## O que se pede
Retome o relato sobre a adaptação de lentes de contato em uma paciente com ceratocone e continue-o a partir da última frase apresentada.

## Texto de origem
Por Izabela Godinho – Oftalmologista especialista em Córnea e Lentes de Contato
Certa vez, por indicação de um colega, recebi uma paciente para adaptação de lentes de contato. Era portadora de ceratocone, transplantada em OE e presença de anel intra-estromal em OD. Ao chama-lá para o atendimento notei que estava tensa, ansiosa e cheia de esperanças. Após o meu abraço de boas-vindas começamos a nossa consulta. Com as mãos trêmulas e suadas ela, aos poucos, me relatava sua saga em busca da melhor qualidade de visão. Havia passado por 5 médicos especialistas em Lentes de Contato antes de estar ali, ou seja, foram 5 tentativas de lentes de contato sendo 4 delas as “infalíveis” esclerais.
Como de costume a tratei com muito carinho e naquele dia começamos uma história (é assim que eu me refiro à relação médico/paciente que estabeleço com os meus). Pacientemente fizemos algumas trocas de lentes corneanas até que, finalmente, chegamos a uma lente fisiológica, confortável e que lhe garantiu a melhor acuidade visual! Emocionada ela me abraçou forte em sinal de profundo agradecimento, como se ali acabasse o meu papel. Eu, ponderadamente, expliquei que o sucesso da adaptação não pode ser resumido apenas por um único dia de uso da lente. Esse sucesso está na continuidade do uso, no conforto da lente e na melhor visão, e que para mim, tudo isso significava, no sentido mais amplo, o verdadeiro Ato Médico.

## Conjunto de dados
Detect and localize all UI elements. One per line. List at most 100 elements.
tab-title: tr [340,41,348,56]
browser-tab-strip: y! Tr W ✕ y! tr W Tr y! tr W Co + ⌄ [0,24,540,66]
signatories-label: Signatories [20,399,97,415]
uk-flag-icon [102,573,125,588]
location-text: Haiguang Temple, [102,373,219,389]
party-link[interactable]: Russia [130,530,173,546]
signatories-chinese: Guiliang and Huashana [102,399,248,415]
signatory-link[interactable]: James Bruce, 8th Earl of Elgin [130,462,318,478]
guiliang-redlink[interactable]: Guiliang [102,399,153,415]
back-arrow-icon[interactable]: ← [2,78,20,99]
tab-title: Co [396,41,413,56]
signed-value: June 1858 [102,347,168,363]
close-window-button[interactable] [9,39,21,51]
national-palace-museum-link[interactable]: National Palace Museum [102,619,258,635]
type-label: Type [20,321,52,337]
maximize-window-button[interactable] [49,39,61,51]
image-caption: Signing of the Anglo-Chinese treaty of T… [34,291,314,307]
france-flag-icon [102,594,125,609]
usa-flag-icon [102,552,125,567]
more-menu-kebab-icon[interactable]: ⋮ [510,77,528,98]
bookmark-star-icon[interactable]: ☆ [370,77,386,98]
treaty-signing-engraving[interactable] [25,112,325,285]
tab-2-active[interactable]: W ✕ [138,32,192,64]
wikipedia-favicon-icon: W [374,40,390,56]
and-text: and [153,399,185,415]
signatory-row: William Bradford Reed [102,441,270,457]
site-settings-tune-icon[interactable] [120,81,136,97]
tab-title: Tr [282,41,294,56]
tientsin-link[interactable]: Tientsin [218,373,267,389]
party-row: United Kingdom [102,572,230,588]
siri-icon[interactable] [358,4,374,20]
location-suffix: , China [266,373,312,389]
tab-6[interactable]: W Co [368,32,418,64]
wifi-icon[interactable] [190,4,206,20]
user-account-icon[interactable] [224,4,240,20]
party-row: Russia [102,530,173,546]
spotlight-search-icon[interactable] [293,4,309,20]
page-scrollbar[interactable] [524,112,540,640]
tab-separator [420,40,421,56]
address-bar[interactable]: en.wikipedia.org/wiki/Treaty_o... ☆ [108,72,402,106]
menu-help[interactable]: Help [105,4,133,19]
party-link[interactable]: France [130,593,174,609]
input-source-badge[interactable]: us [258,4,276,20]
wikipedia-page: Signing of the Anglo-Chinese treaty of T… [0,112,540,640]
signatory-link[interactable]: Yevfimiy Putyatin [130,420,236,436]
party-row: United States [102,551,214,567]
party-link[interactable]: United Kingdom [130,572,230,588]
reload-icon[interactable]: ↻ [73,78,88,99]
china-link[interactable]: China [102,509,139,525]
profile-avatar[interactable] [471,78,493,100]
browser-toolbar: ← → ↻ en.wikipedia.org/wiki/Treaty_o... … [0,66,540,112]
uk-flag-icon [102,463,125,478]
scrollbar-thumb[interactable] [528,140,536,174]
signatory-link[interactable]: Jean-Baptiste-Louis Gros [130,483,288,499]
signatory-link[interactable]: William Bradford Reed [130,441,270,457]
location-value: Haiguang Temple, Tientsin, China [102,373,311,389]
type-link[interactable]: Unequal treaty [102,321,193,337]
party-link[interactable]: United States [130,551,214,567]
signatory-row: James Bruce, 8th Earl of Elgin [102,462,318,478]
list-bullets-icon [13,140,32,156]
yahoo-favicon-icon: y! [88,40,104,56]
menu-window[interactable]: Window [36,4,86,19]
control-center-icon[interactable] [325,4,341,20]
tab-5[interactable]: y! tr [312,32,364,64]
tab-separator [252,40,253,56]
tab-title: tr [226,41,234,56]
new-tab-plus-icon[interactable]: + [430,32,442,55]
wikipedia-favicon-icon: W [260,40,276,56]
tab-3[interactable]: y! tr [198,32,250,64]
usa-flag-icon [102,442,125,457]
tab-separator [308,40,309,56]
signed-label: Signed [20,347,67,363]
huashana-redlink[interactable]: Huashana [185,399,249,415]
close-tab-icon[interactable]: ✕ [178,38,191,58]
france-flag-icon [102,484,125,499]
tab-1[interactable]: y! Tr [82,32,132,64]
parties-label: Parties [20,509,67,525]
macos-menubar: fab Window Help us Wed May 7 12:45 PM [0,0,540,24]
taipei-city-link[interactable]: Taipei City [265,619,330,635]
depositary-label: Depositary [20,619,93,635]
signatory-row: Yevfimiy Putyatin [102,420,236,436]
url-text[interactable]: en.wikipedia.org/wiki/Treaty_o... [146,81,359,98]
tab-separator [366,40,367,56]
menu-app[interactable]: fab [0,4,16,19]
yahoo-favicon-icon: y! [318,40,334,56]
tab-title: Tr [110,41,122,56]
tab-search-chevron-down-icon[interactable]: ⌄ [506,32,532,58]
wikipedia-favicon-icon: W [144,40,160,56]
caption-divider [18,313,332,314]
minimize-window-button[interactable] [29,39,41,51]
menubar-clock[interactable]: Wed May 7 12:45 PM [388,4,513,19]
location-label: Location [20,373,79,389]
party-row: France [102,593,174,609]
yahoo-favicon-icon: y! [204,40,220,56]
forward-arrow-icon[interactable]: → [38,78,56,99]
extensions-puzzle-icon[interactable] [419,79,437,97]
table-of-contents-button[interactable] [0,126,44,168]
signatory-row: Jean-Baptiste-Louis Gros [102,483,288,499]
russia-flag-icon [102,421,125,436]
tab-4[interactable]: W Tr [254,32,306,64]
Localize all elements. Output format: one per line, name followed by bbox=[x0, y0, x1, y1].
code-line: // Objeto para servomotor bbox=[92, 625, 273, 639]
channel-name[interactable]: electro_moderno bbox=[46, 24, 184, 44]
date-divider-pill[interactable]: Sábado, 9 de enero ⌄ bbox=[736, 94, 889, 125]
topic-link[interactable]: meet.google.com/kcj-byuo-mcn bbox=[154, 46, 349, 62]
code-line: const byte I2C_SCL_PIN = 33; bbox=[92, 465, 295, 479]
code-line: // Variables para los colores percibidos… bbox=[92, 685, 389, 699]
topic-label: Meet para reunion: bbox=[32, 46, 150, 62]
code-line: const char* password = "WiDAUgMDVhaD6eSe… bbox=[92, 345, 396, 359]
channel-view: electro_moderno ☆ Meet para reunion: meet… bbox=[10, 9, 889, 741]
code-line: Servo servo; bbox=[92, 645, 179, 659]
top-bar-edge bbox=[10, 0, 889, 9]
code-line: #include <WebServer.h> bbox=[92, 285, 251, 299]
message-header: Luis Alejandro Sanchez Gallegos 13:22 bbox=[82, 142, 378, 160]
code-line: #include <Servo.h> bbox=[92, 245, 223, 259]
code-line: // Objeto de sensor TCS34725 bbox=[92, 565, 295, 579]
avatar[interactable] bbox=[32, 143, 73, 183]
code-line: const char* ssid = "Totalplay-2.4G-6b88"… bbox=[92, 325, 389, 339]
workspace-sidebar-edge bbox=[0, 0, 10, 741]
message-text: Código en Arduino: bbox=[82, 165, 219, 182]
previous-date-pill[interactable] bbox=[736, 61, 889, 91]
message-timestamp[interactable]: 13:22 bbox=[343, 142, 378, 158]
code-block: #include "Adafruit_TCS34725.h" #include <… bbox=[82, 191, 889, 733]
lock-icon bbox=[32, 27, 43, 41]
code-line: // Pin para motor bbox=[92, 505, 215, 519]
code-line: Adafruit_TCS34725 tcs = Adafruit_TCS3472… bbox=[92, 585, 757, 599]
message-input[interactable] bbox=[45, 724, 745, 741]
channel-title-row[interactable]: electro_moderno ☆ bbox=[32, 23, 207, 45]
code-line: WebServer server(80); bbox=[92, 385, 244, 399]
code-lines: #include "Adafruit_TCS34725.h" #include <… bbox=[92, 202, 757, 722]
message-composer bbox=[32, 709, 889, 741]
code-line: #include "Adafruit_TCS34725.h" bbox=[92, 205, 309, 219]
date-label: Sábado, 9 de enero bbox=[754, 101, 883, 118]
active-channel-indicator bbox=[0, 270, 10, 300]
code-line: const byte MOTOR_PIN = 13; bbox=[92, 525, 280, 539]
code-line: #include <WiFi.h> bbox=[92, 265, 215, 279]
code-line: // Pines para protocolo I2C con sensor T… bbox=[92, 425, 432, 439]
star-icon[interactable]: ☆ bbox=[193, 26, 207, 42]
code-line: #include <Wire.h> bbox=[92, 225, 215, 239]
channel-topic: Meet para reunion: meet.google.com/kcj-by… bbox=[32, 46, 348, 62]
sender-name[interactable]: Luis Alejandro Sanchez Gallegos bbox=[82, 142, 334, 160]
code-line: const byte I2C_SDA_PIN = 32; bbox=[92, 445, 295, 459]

## Resposta ao exercício
“Adaptar lentes de contato exige enxergar o seu paciente como um todo”, sempre me dizia meu pai, o saudoso e sábio mestre Cleber Godinho! Hoje bem percebo o quão perspicaz foi o seu comentário. Abrir o coração e sentir as expectativas dos pacientes, ter sabedoria para indicar a melhor lente e entregar o melhor resultado visual é o resumo da grande satisfação imediata, porém o verdadeiro sucesso está na continuidade da adaptação, ou seja, o uso tolerável! Portanto, para tal sucesso devemos carinhosamente ouvir o nosso paciente, atentamente escutar suas queixas e cuidadosamente investigar de onde elas vêm.
A intolerância à lente de contato pode ser gerada por um passado de alergia ocular, às vezes pelas noites mal dormidas, tantas vezes pelo uso indiscriminado de ansiolíticos, em alguns casos pelas questões hormonais, em tantos outros casos pelo uso excessivo de computador, ar condicionado e ventiladores. Intolerância à lente de contato pode ser atribuída ao motociclista que gosta de andar sem viseira, ao fazendeiro que gosta de cavalgar na poeira, à infelicidade que alguns trazem pela vida pessoal, aos traumas antigos, à eterna insatisfação e não aceitação da doença, às angústias e várias outras causas. Essas situações pessoais e, por vezes, pontuais podem conferir uma infindável infelicidade e não podem ser sufocadas pelo uso de lentes esclerais, elas lentes, por vezes, não abordam a verdadeira queixa e em detrimento à solução estamos proporcionando um remédio.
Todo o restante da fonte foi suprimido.